## [EXERCISE DATA]
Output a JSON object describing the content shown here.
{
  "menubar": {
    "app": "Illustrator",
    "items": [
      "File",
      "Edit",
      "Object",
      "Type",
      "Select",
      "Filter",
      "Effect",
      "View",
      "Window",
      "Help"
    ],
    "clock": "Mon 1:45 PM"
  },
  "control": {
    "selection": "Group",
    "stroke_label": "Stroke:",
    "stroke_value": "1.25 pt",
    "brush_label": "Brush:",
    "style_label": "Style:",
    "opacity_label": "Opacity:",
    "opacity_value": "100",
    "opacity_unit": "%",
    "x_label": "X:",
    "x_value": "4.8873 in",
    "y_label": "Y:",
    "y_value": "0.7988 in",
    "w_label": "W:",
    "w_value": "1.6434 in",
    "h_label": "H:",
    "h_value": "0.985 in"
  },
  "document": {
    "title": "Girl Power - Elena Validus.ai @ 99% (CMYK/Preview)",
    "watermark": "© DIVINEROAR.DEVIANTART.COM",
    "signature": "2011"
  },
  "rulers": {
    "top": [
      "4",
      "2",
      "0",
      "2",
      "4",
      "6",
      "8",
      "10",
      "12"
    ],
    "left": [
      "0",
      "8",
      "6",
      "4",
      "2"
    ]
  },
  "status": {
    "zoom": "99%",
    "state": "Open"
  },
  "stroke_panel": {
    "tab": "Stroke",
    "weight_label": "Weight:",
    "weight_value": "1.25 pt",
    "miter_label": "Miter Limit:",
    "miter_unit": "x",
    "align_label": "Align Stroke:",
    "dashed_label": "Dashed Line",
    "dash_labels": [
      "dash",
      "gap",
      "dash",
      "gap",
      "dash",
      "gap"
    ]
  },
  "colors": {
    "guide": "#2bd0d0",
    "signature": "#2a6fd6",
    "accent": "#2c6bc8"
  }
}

## [THE REQUEST]
Reproduce the records word for word.

## [CORRECT OUTPUT]
Output a JSON object describing the content shown here.
{
  "menubar": {
    "app": "Illustrator",
    "items": [
      "File",
      "Edit",
      "Object",
      "Type",
      "Select",
      "Filter",
      "Effect",
      "View",
      "Window",
      "Help"
    ],
    "clock": "Mon 1:45 PM"
  },
  "control": {
    "selection": "Group",
    "stroke_label": "Stroke:",
    "stroke_value": "1.25 pt",
    "brush_label": "Brush:",
    "style_label": "Style:",
    "opacity_label": "Opacity:",
    "opacity_value": "100",
    "opacity_unit": "%",
    "x_label": "X:",
    "x_value": "4.8873 in",
    "y_label": "Y:",
    "y_value": "0.7988 in",
    "w_label": "W:",
    "w_value": "1.6434 in",
    "h_label": "H:",
    "h_value": "0.985 in"
  },
  "document": {
    "title": "Girl Power - Elena Validus.ai @ 99% (CMYK/Preview)",
    "watermark": "© DIVINEROAR.DEVIANTART.COM",
    "signature": "2011"
  },
  "rulers": {
    "top": [
      "4",
      "2",
      "0",
      "2",
      "4",
      "6",
      "8",
      "10",
      "12"
    ],
    "left": [
      "0",
      "8",
      "6",
      "4",
      "2"
    ]
  },
  "status": {
    "zoom": "99%",
    "state": "Open"
  },
  "stroke_panel": {
    "tab": "Stroke",
    "weight_label": "Weight:",
    "weight_value": "1.25 pt",
    "miter_label": "Miter Limit:",
    "miter_unit": "x",
    "align_label": "Align Stroke:",
    "dashed_label": "Dashed Line",
    "dash_labels": [
      "dash",
      "gap",
      "dash",
      "gap",
      "dash",
      "gap"
    ]
  },
  "colors": {
    "guide": "#2bd0d0",
    "signature": "#2a6fd6",
    "accent": "#2c6bc8"
  }
}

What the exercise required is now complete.